▶ **Source data**
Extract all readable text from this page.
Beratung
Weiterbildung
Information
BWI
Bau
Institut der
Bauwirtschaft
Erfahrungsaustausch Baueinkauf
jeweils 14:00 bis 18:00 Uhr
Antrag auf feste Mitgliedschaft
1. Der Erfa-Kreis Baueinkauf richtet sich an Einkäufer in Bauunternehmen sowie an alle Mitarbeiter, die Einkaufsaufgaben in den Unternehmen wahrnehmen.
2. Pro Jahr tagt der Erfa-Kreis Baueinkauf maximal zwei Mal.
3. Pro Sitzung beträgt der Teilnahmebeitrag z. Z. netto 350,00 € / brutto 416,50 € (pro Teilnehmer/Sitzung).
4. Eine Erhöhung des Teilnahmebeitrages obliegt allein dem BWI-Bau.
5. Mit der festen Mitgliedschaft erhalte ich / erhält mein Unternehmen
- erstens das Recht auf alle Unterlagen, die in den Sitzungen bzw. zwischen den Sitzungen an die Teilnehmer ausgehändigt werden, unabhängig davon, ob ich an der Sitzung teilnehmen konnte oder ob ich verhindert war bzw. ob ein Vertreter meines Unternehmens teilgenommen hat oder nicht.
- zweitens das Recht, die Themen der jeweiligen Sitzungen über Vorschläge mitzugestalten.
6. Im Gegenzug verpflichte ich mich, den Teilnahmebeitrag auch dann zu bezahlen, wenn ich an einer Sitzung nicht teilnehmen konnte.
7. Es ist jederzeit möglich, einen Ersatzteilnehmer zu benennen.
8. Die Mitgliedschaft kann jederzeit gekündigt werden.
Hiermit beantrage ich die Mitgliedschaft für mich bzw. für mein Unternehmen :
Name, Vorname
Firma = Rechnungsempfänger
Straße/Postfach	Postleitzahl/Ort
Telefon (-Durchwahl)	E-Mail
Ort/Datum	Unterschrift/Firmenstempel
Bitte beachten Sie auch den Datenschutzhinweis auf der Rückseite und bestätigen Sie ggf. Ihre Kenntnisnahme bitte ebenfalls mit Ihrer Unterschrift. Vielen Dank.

▶ **Work order**
This exercise requires the entries above to be restated exactly.

▶ **Result below**
Extract all readable text from this page.
Beratung
Weiterbildung
Information
BWI
Bau
Institut der
Bauwirtschaft
Erfahrungsaustausch Baueinkauf
jeweils 14:00 bis 18:00 Uhr
Antrag auf feste Mitgliedschaft
1. Der Erfa-Kreis Baueinkauf richtet sich an Einkäufer in Bauunternehmen sowie an alle Mitarbeiter, die Einkaufsaufgaben in den Unternehmen wahrnehmen.
2. Pro Jahr tagt der Erfa-Kreis Baueinkauf maximal zwei Mal.
3. Pro Sitzung beträgt der Teilnahmebeitrag z. Z. netto 350,00 € / brutto 416,50 € (pro Teilnehmer/Sitzung).
4. Eine Erhöhung des Teilnahmebeitrages obliegt allein dem BWI-Bau.
5. Mit der festen Mitgliedschaft erhalte ich / erhält mein Unternehmen
- erstens das Recht auf alle Unterlagen, die in den Sitzungen bzw. zwischen den Sitzungen an die Teilnehmer ausgehändigt werden, unabhängig davon, ob ich an der Sitzung teilnehmen konnte oder ob ich verhindert war bzw. ob ein Vertreter meines Unternehmens teilgenommen hat oder nicht.
- zweitens das Recht, die Themen der jeweiligen Sitzungen über Vorschläge mitzugestalten.
6. Im Gegenzug verpflichte ich mich, den Teilnahmebeitrag auch dann zu bezahlen, wenn ich an einer Sitzung nicht teilnehmen konnte.
7. Es ist jederzeit möglich, einen Ersatzteilnehmer zu benennen.
8. Die Mitgliedschaft kann jederzeit gekündigt werden.
Hiermit beantrage ich die Mitgliedschaft für mich bzw. für mein Unternehmen :
Name, Vorname
Firma = Rechnungsempfänger
Straße/Postfach	Postleitzahl/Ort
Telefon (-Durchwahl)	E-Mail
Ort/Datum	Unterschrift/Firmenstempel
Bitte beachten Sie auch den Datenschutzhinweis auf der Rückseite und bestätigen Sie ggf. Ihre Kenntnisnahme bitte ebenfalls mit Ihrer Unterschrift. Vielen Dank.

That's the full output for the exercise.